Stated exercise: Exactly repeat the full listing that follows.

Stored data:
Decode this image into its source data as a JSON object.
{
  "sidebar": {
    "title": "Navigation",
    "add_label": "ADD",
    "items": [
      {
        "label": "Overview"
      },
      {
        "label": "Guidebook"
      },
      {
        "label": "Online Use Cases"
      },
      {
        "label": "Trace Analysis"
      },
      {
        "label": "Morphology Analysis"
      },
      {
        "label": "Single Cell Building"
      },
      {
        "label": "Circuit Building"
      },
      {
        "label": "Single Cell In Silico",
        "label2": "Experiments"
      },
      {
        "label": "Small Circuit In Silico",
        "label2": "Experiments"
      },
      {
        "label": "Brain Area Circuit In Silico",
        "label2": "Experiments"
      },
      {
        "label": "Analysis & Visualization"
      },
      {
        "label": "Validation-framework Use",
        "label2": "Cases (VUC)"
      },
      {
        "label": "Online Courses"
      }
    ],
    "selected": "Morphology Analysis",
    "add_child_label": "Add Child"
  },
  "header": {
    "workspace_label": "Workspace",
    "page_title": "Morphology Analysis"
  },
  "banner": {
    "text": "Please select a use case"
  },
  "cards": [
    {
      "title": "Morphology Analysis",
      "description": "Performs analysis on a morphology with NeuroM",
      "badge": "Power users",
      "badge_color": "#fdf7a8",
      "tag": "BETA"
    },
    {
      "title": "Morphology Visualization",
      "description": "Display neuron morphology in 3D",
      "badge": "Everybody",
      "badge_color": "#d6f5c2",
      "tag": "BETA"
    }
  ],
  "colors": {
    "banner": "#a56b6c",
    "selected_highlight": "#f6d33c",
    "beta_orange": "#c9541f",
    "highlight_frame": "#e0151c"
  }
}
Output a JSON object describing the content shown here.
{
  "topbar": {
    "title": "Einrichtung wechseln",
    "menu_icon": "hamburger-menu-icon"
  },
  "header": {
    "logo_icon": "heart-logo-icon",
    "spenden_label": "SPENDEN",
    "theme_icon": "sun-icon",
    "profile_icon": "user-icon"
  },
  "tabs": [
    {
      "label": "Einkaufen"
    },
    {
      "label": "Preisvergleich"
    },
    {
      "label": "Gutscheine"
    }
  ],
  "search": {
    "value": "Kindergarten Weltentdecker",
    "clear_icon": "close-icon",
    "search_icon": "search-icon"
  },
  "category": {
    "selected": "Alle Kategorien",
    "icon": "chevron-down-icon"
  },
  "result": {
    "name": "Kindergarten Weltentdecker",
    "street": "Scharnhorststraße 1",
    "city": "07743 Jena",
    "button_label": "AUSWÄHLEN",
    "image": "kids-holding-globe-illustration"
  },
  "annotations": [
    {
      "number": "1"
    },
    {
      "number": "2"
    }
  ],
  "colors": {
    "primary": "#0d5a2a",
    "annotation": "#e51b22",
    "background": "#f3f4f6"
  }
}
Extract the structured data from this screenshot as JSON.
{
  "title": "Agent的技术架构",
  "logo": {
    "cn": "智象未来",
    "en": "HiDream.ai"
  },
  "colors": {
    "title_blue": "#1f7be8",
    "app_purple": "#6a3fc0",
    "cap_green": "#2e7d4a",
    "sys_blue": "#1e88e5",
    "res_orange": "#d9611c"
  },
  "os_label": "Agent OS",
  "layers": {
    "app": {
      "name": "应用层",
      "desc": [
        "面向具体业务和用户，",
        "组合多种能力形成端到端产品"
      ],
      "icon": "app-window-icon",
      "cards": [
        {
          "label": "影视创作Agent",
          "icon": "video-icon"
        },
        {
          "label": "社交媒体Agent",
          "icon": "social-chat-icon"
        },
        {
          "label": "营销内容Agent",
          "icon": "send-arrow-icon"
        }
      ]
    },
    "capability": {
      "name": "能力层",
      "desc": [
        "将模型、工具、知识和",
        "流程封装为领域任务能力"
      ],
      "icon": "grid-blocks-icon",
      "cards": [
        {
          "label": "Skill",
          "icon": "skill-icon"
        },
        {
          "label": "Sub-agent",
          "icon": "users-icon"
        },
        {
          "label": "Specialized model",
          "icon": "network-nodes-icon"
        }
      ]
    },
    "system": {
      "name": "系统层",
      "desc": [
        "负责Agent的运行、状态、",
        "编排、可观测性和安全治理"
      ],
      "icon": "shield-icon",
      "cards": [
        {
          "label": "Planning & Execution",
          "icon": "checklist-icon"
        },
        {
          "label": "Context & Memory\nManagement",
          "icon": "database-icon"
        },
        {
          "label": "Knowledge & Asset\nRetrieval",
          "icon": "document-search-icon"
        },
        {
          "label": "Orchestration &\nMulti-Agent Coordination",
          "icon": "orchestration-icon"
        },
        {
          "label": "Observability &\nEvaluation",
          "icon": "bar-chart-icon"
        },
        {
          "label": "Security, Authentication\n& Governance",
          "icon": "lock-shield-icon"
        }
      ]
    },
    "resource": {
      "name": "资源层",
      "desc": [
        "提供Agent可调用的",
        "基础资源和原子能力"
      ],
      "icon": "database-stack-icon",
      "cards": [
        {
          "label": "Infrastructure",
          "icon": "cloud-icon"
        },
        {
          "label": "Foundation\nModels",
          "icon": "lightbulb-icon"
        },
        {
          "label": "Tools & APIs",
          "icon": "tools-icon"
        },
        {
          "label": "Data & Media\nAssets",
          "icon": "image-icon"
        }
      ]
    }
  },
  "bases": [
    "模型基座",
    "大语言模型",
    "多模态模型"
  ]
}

Response below:
Decode this image into its source data as a JSON object.
{
  "sidebar": {
    "title": "Navigation",
    "add_label": "ADD",
    "items": [
      {
        "label": "Overview"
      },
      {
        "label": "Guidebook"
      },
      {
        "label": "Online Use Cases"
      },
      {
        "label": "Trace Analysis"
      },
      {
        "label": "Morphology Analysis"
      },
      {
        "label": "Single Cell Building"
      },
      {
        "label": "Circuit Building"
      },
      {
        "label": "Single Cell In Silico",
        "label2": "Experiments"
      },
      {
        "label": "Small Circuit In Silico",
        "label2": "Experiments"
      },
      {
        "label": "Brain Area Circuit In Silico",
        "label2": "Experiments"
      },
      {
        "label": "Analysis & Visualization"
      },
      {
        "label": "Validation-framework Use",
        "label2": "Cases (VUC)"
      },
      {
        "label": "Online Courses"
      }
    ],
    "selected": "Morphology Analysis",
    "add_child_label": "Add Child"
  },
  "header": {
    "workspace_label": "Workspace",
    "page_title": "Morphology Analysis"
  },
  "banner": {
    "text": "Please select a use case"
  },
  "cards": [
    {
      "title": "Morphology Analysis",
      "description": "Performs analysis on a morphology with NeuroM",
      "badge": "Power users",
      "badge_color": "#fdf7a8",
      "tag": "BETA"
    },
    {
      "title": "Morphology Visualization",
      "description": "Display neuron morphology in 3D",
      "badge": "Everybody",
      "badge_color": "#d6f5c2",
      "tag": "BETA"
    }
  ],
  "colors": {
    "banner": "#a56b6c",
    "selected_highlight": "#f6d33c",
    "beta_orange": "#c9541f",
    "highlight_frame": "#e0151c"
  }
}
Output a JSON object describing the content shown here.
{
  "topbar": {
    "title": "Einrichtung wechseln",
    "menu_icon": "hamburger-menu-icon"
  },
  "header": {
    "logo_icon": "heart-logo-icon",
    "spenden_label": "SPENDEN",
    "theme_icon": "sun-icon",
    "profile_icon": "user-icon"
  },
  "tabs": [
    {
      "label": "Einkaufen"
    },
    {
      "label": "Preisvergleich"
    },
    {
      "label": "Gutscheine"
    }
  ],
  "search": {
    "value": "Kindergarten Weltentdecker",
    "clear_icon": "close-icon",
    "search_icon": "search-icon"
  },
  "category": {
    "selected": "Alle Kategorien",
    "icon": "chevron-down-icon"
  },
  "result": {
    "name": "Kindergarten Weltentdecker",
    "street": "Scharnhorststraße 1",
    "city": "07743 Jena",
    "button_label": "AUSWÄHLEN",
    "image": "kids-holding-globe-illustration"
  },
  "annotations": [
    {
      "number": "1"
    },
    {
      "number": "2"
    }
  ],
  "colors": {
    "primary": "#0d5a2a",
    "annotation": "#e51b22",
    "background": "#f3f4f6"
  }
}
Extract the structured data from this screenshot as JSON.
{
  "title": "Agent的技术架构",
  "logo": {
    "cn": "智象未来",
    "en": "HiDream.ai"
  },
  "colors": {
    "title_blue": "#1f7be8",
    "app_purple": "#6a3fc0",
    "cap_green": "#2e7d4a",
    "sys_blue": "#1e88e5",
    "res_orange": "#d9611c"
  },
  "os_label": "Agent OS",
  "layers": {
    "app": {
      "name": "应用层",
      "desc": [
        "面向具体业务和用户，",
        "组合多种能力形成端到端产品"
      ],
      "icon": "app-window-icon",
      "cards": [
        {
          "label": "影视创作Agent",
          "icon": "video-icon"
        },
        {
          "label": "社交媒体Agent",
          "icon": "social-chat-icon"
        },
        {
          "label": "营销内容Agent",
          "icon": "send-arrow-icon"
        }
      ]
    },
    "capability": {
      "name": "能力层",
      "desc": [
        "将模型、工具、知识和",
        "流程封装为领域任务能力"
      ],
      "icon": "grid-blocks-icon",
      "cards": [
        {
          "label": "Skill",
          "icon": "skill-icon"
        },
        {
          "label": "Sub-agent",
          "icon": "users-icon"
        },
        {
          "label": "Specialized model",
          "icon": "network-nodes-icon"
        }
      ]
    },
    "system": {
      "name": "系统层",
      "desc": [
        "负责Agent的运行、状态、",
        "编排、可观测性和安全治理"
      ],
      "icon": "shield-icon",
      "cards": [
        {
          "label": "Planning & Execution",
          "icon": "checklist-icon"
        },
        {
          "label": "Context & Memory\nManagement",
          "icon": "database-icon"
        },
        {
          "label": "Knowledge & Asset\nRetrieval",
          "icon": "document-search-icon"
        },
        {
          "label": "Orchestration &\nMulti-Agent Coordination",
          "icon": "orchestration-icon"
        },
        {
          "label": "Observability &\nEvaluation",
          "icon": "bar-chart-icon"
        },
        {
          "label": "Security, Authentication\n& Governance",
          "icon": "lock-shield-icon"
        }
      ]
    },
    "resource": {
      "name": "资源层",
      "desc": [
        "提供Agent可调用的",
        "基础资源和原子能力"
      ],
      "icon": "database-stack-icon",
      "cards": [
        {
          "label": "Infrastructure",
          "icon": "cloud-icon"
        },
        {
          "label": "Foundation\nModels",
          "icon": "lightbulb-icon"
        },
        {
          "label": "Tools & APIs",
          "icon": "tools-icon"
        },
        {
          "label": "Data & Media\nAssets",
          "icon": "image-icon"
        }
      ]
    }
  },
  "bases": [
    "模型基座",
    "大语言模型",
    "多模态模型"
  ]
}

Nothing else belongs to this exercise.